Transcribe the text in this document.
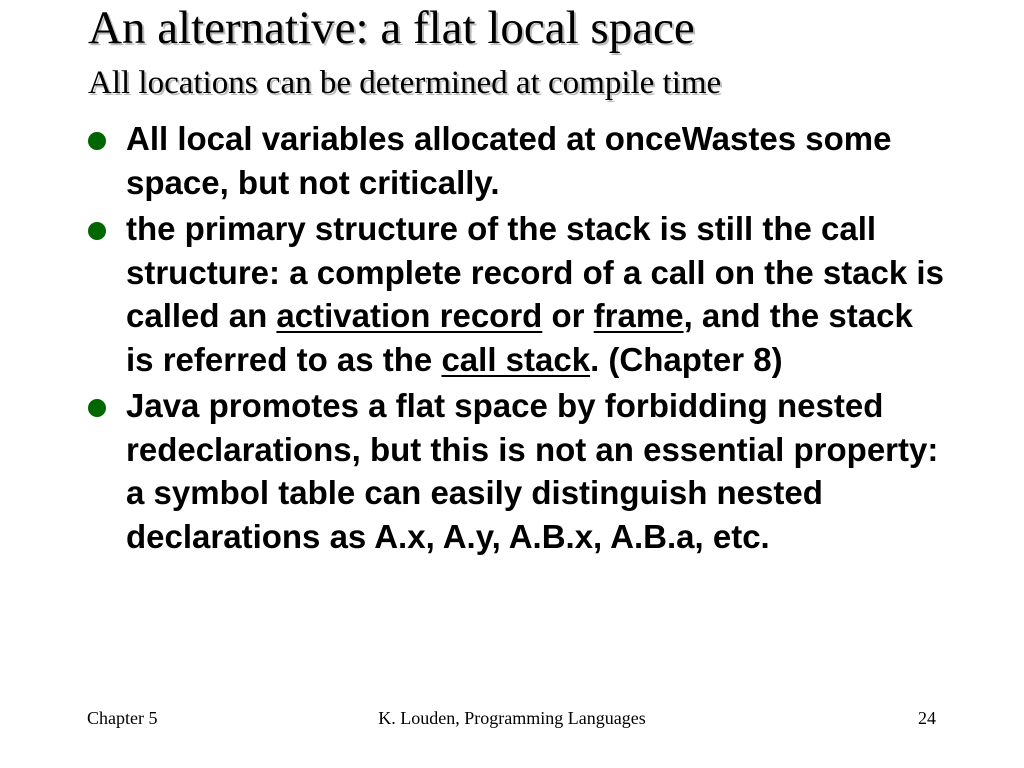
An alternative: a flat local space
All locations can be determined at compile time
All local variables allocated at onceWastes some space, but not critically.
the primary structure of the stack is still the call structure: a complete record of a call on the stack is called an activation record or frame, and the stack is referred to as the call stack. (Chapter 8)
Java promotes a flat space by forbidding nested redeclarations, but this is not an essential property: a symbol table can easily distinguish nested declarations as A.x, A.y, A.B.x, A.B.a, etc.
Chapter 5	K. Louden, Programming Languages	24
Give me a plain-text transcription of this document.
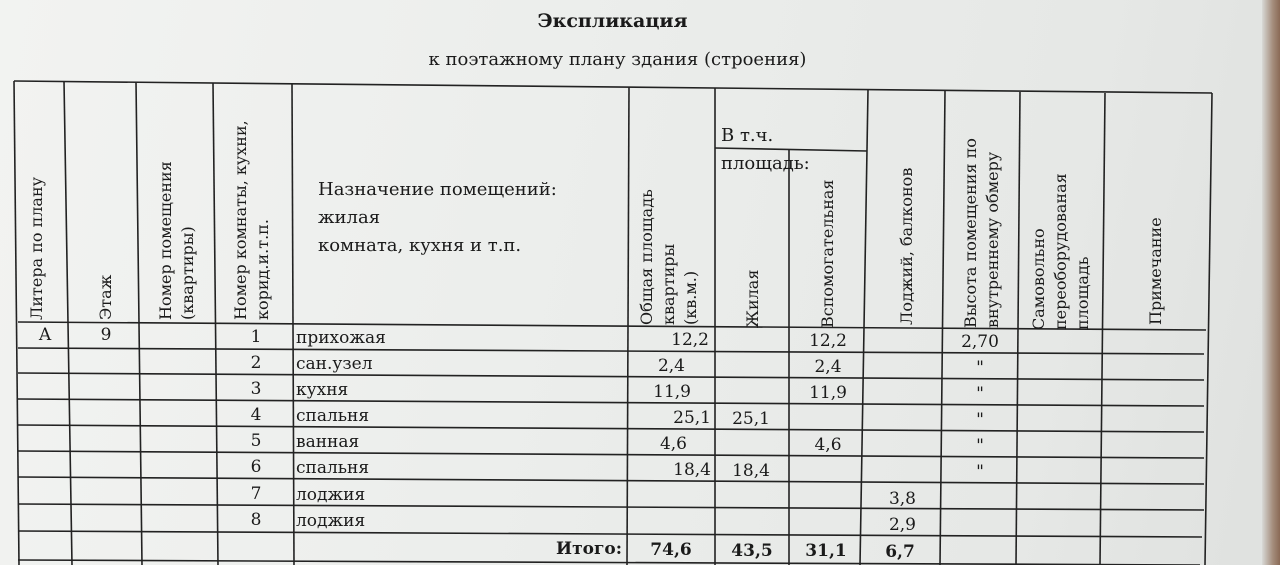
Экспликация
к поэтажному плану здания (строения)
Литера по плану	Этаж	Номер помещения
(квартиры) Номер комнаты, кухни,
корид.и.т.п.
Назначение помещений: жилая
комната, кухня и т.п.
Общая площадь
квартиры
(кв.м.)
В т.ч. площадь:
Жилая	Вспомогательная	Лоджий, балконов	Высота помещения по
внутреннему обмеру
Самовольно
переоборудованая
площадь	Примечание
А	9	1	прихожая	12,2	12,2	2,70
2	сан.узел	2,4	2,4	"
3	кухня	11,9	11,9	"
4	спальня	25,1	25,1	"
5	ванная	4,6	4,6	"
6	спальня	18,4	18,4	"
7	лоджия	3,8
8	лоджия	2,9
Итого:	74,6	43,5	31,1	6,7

● ● ● ● ● ● ●

> [Task statement]
Transcribe the complete set of entries verbatim. No pictures belong in the copy.

> [Answer below]
Transcribe the text in this document.
An alternative: a flat local space
All locations can be determined at compile time
All local variables allocated at onceWastes some space, but not critically.
the primary structure of the stack is still the call structure: a complete record of a call on the stack is called an activation record or frame, and the stack is referred to as the call stack. (Chapter 8)
Java promotes a flat space by forbidding nested redeclarations, but this is not an essential property: a symbol table can easily distinguish nested declarations as A.x, A.y, A.B.x, A.B.a, etc.
Chapter 5	K. Louden, Programming Languages	24
Give me a plain-text transcription of this document.
Экспликация
к поэтажному плану здания (строения)
Литера по плану	Этаж	Номер помещения
(квартиры) Номер комнаты, кухни,
корид.и.т.п.
Назначение помещений: жилая
комната, кухня и т.п.
Общая площадь
квартиры
(кв.м.)
В т.ч. площадь:
Жилая	Вспомогательная	Лоджий, балконов	Высота помещения по
внутреннему обмеру
Самовольно
переоборудованая
площадь	Примечание
А	9	1	прихожая	12,2	12,2	2,70
2	сан.узел	2,4	2,4	"
3	кухня	11,9	11,9	"
4	спальня	25,1	25,1	"
5	ванная	4,6	4,6	"
6	спальня	18,4	18,4	"
7	лоджия	3,8
8	лоджия	2,9
Итого:	74,6	43,5	31,1	6,7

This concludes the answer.